§ **Excerpt to read**:
BEGIN

CIP landing page
Welcome to weADAPT!
We gather you’ve been browsing around the Climate Information Portal (CIP) looking at climate data that’s available for the areas that you work in. You seem to have reached the point in your CIP usage where we thought you might find it useful to come across to weADAPT and look at what supporting or complementary information for your climate analysis and guidance is available here.
If you are doing a climate vulnerability assessment then we’d recommend you go to the home page of the Vulnerability initiative to get an introduction and overview of what’s available within weADAPT on this topic then go on to look at the more specific resources that suit your specific needs.
If you are more interested in some more introductory information about using climate data and information to design an adaptation strategy or plan an adaptation project then we’d suggest you first go to the home page of the Using Climate Information initiative and navigate yourself from there to the specific resources that look useful for what you need.

END

§ **Dataset records**:
BEGIN

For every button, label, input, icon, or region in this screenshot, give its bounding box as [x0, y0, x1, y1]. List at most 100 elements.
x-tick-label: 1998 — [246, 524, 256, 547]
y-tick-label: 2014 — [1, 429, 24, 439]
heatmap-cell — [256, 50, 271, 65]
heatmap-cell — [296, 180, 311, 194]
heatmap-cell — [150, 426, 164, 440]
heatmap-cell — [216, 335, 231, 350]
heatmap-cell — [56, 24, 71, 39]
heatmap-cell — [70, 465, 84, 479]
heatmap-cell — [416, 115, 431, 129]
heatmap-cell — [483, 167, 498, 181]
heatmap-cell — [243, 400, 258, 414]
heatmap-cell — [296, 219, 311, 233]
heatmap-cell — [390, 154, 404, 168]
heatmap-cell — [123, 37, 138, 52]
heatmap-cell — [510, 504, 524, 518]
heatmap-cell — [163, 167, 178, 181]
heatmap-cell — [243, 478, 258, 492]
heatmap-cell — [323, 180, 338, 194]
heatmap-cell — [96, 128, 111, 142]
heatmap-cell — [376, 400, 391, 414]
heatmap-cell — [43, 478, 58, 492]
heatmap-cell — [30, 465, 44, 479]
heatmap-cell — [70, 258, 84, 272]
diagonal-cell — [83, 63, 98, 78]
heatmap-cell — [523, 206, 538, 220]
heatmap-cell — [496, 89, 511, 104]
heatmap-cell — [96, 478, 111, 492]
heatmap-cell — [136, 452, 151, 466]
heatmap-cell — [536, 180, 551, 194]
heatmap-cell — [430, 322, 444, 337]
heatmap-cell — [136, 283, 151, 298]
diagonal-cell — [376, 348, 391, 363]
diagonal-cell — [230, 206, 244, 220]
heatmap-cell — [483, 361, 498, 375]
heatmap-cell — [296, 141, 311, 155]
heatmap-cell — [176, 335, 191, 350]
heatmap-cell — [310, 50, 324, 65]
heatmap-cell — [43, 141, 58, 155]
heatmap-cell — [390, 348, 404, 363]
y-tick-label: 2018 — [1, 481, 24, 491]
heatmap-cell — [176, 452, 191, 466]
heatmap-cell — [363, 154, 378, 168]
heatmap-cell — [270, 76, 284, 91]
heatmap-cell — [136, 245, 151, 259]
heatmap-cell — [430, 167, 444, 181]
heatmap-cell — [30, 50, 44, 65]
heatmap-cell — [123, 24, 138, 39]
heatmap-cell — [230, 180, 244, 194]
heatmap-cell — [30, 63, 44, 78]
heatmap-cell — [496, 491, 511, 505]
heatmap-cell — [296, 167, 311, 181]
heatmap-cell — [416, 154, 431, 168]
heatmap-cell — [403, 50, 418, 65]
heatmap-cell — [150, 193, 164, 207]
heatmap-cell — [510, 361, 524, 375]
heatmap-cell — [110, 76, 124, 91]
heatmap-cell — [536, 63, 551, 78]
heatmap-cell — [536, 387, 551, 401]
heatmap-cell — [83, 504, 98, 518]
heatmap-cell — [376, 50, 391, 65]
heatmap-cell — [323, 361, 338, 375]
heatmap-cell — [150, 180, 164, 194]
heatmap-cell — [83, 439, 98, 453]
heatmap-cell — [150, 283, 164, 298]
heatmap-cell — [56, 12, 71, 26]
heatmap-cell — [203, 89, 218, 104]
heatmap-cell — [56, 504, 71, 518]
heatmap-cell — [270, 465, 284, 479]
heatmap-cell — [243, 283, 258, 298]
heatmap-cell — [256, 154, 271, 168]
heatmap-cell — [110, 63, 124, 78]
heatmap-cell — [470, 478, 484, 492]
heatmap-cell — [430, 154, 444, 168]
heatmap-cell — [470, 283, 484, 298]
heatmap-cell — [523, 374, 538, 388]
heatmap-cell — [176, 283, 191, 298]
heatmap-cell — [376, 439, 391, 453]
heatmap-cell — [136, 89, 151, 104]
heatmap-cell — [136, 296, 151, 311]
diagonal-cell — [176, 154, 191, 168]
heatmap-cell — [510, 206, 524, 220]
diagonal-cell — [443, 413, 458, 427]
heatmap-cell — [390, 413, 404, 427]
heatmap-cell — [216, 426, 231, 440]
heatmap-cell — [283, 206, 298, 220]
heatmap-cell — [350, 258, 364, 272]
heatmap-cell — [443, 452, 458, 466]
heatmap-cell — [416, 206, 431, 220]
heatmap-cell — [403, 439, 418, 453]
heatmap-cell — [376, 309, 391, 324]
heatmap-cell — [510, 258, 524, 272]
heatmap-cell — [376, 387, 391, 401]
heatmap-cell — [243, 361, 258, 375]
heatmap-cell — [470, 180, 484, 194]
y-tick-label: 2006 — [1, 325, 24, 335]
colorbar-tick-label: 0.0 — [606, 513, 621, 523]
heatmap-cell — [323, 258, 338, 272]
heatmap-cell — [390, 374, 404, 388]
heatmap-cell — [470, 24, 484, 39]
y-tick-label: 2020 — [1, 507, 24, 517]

END

§ **Problem A**: Can you retype the weADAPT welcome text between "We gather you’ve" and "your specific needs.", inclusive?
§ **Problem B**:
Answer these from the weADAPT welcome text:
(i) What does CIP stand for?
(ii) Which initiative's home page is recommended for someone doing a climate vulnerability assessment?
(iii) Which initiative's home page should someone visit first for introductory information on using climate data to design an adaptation strategy?
§ **Problem C**: How might the weADAPT welcome text go on after its last sentence? Write that continuation.
The material plays no part in any of this and can be set aside.

§ **Answer box A**:
We gather you’ve been browsing around the Climate Information Portal (CIP) looking at climate data that’s available for the areas that you work in. You seem to have reached the point in your CIP usage where we thought you might find it useful to come across to weADAPT and look at what supporting or complementary information for your climate analysis and guidance is available here.
If you are doing a climate vulnerability assessment then we’d recommend you go to the home page of the Vulnerability initiative to get an introduction and overview of what’s available within weADAPT on this topic then go on to look at the more specific resources that suit your specific needs.

§ **Answer box B**:
(i) Climate Information Portal
(ii) The Vulnerability initiative
(iii) The Using Climate Information initiative

§ **Answer box C**:
If, on the other hand, you want to start by looking at what’s available that’s specific to the sector and/or country that you are working in then enter the keyword(s) into the search at the top of the page and see what is found, or browse around the Adaptation Layer displayed on Google Earth to find case studies, projects, available assessment reports, etc. by location.
OR, if you feel a bit lost and unsure of what weADAPT is, what it can offer you, how it works and who is behind it then before jumping into the details why not get an overview of weADAPT first.
Additional background
Here’s a bit of background to the weADAPT-CIP linkages in case you are interested…
CIP has developed out of and replaced a tool that was part of weADAPT, the Climate Change Explorer (CCE) tool. For practical reasons it needed to take on a life of it’s own separate from weADAPT, but the teams developing weADAPT and CIP are working together to re-integrate these two platforms to increasing degrees, making it easier for users to navigate between them to draw on the different but complementary guidance, information and data that the two platforms provide. Initially this involves adding lots more links between the two sites so that users can navigate back and forth at useful junctions in their journey through the content of each. But ultimately we are working towards a more fundamental coupling between the two, where users might not even notice that they are interacting with two different sets of resources. We are also starting to look at how links might be established with other existing platforms that provide climate change related data and/or information to increase the value and utility of each for their respective users.